What the task requires
Give every line of the records below as a Markdown table with the columns Row and Line, numbering the rows and skipping blank lines. Leave the pictures out of the table.

--- Begin ---

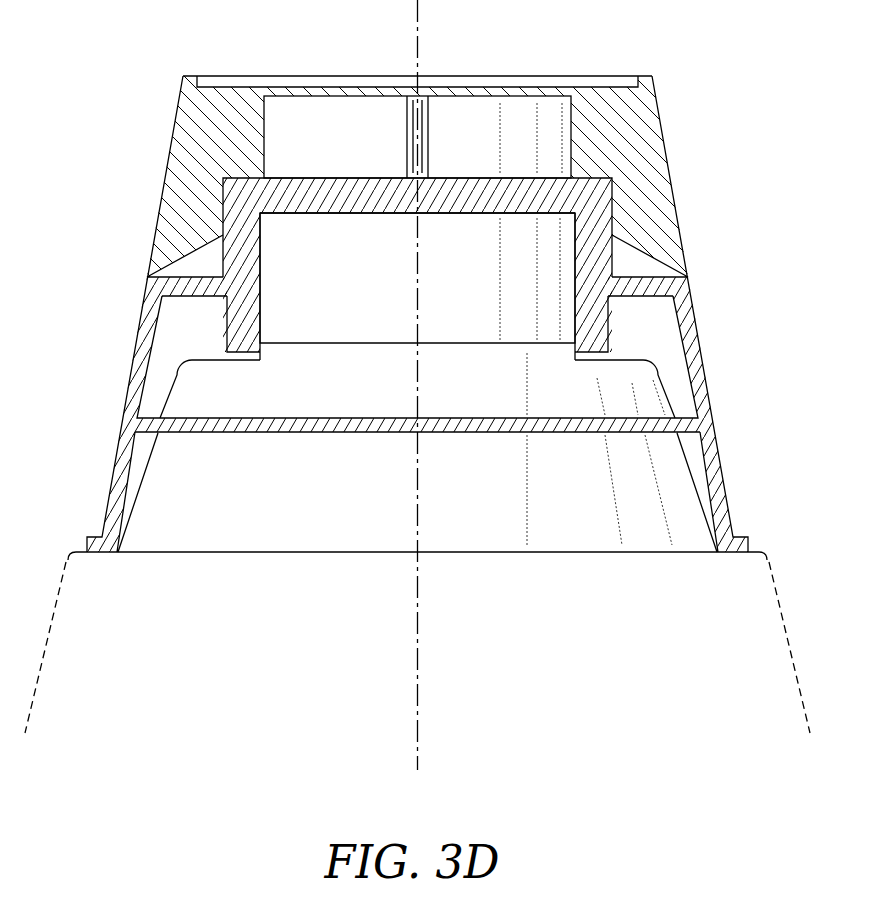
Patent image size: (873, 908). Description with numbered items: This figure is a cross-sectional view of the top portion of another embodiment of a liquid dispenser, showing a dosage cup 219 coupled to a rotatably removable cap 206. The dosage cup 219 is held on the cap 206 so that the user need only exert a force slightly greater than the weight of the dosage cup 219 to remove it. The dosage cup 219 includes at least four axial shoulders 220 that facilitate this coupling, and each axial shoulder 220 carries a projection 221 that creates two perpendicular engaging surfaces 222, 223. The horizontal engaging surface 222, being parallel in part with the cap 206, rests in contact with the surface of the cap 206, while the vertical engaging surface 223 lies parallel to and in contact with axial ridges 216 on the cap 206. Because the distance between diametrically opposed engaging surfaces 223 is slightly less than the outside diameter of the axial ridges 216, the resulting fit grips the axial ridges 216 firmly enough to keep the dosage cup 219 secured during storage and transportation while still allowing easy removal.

The cap 206 is at (287, 325).
The axial ridges 216 is at (225, 297).
The dosage cup 219 is at (259, 76).
The axial shoulders 220 is at (212, 114).
The projection 221 is at (265, 133).
The horizontal engaging surface 222 is at (242, 176).
The vertical engaging surface 223 is at (222, 228).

--- End ---

Finished answer
| Row | Line |
|---|---|
| 1 | Patent image size: (873, 908). Description with numbered items: This figure is a cross-sectional view of the top portion of another embodiment of a liquid dispenser, showing a dosage cup 219 coupled to a rotatably removable cap 206. The dosage cup 219 is held on the cap 206 so that the user need only exert a force slightly greater than the weight of the dosage cup 219 to remove it. The dosage cup 219 includes at least four axial shoulders 220 that facilitate this coupling, and each axial shoulder 220 carries a projection 221 that creates two perpendicular engaging surfaces 222, 223. The horizontal engaging surface 222, being parallel in part with the cap 206, rests in contact with the surface of the cap 206, while the vertical engaging surface 223 lies parallel to and in contact with axial ridges 216 on the cap 206. Because the distance between diametrically opposed engaging surfaces 223 is slightly less than the outside diameter of the axial ridges 216, the resulting fit grips the axial ridges 216 firmly enough to keep the dosage cup 219 secured during storage and transportation while still allowing easy removal. |
| 2 | The cap 206 is at (287, 325). |
| 3 | The axial ridges 216 is at (225, 297). |
| 4 | The dosage cup 219 is at (259, 76). |
| 5 | The axial shoulders 220 is at (212, 114). |
| 6 | The projection 221 is at (265, 133). |
| 7 | The horizontal engaging surface 222 is at (242, 176). |
| 8 | The vertical engaging surface 223 is at (222, 228). |